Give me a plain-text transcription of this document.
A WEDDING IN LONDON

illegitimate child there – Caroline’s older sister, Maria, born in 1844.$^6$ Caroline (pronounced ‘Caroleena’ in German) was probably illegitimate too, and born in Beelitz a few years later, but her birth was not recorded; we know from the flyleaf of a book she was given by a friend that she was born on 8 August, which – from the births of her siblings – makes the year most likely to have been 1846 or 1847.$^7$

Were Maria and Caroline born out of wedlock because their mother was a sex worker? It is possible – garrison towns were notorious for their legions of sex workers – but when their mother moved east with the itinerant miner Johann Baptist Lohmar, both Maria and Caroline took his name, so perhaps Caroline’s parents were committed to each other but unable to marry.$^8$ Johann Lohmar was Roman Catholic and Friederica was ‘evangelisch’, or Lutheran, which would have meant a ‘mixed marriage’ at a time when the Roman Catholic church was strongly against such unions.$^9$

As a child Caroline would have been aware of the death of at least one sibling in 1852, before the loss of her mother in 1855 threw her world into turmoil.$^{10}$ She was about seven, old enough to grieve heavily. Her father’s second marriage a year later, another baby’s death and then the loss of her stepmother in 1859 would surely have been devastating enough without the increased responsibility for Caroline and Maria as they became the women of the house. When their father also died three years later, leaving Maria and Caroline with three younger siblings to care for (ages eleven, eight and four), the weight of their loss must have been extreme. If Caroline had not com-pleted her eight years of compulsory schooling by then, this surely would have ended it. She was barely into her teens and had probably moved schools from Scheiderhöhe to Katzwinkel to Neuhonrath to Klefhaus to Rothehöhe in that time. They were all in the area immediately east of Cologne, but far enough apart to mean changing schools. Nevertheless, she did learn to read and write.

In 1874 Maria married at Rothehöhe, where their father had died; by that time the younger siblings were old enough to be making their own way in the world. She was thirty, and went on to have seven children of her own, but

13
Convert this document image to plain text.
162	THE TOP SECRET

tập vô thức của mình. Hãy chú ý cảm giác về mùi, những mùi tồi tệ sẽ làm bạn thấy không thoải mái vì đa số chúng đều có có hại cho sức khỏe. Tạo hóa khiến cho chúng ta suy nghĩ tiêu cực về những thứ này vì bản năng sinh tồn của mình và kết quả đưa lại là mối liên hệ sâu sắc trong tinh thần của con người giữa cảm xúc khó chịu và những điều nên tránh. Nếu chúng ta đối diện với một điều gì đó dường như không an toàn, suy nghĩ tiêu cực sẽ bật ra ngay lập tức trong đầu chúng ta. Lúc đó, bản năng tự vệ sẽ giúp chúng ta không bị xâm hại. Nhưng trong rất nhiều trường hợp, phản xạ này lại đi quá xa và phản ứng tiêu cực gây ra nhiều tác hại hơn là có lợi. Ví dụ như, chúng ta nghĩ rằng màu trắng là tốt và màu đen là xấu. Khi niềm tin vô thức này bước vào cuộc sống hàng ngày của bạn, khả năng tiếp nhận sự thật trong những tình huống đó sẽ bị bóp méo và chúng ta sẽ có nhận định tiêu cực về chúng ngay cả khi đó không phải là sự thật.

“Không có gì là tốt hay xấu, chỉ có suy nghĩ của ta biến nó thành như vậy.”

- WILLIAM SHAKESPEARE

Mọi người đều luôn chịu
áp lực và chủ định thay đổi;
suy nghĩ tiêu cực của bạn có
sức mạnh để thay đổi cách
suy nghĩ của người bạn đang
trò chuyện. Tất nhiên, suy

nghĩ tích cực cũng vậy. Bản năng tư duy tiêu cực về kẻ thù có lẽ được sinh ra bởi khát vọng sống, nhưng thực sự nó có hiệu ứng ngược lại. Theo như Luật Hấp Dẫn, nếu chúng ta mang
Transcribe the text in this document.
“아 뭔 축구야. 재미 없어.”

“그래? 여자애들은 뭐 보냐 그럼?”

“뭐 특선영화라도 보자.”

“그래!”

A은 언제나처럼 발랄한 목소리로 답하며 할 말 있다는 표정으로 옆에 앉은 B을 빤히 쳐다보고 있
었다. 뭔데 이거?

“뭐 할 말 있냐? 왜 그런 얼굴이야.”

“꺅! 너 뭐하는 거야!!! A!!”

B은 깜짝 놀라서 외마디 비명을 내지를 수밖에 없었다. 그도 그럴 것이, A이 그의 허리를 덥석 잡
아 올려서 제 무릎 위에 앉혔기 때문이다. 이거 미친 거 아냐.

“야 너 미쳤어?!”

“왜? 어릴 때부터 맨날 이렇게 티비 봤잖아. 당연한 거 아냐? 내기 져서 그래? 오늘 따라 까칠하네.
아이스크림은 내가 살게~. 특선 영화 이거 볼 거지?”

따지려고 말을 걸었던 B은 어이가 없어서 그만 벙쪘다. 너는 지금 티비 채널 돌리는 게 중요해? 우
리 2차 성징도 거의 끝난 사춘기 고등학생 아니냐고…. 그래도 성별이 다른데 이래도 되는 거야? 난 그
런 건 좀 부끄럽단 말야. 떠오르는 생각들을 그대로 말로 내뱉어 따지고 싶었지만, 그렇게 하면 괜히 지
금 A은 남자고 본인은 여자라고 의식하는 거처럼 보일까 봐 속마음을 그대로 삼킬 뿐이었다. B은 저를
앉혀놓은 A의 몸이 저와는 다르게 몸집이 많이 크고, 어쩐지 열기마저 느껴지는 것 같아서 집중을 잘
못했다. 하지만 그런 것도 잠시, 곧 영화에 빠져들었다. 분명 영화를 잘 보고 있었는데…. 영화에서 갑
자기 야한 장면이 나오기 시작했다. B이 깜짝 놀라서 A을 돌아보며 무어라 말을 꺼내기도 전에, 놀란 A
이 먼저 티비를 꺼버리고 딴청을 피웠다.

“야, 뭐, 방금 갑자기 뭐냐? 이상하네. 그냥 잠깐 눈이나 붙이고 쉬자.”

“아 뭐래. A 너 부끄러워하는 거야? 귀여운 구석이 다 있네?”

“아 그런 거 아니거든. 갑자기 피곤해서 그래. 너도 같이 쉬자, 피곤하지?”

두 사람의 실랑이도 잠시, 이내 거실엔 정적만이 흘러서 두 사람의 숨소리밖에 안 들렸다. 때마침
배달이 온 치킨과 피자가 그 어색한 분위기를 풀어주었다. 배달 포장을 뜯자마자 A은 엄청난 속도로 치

+===+

EXERCISE PROMPT
Go through the records. Copy each line where "thay" appears.

RESULT BELOW
áp lực và chủ định thay đổi;
sức mạnh để thay đổi cách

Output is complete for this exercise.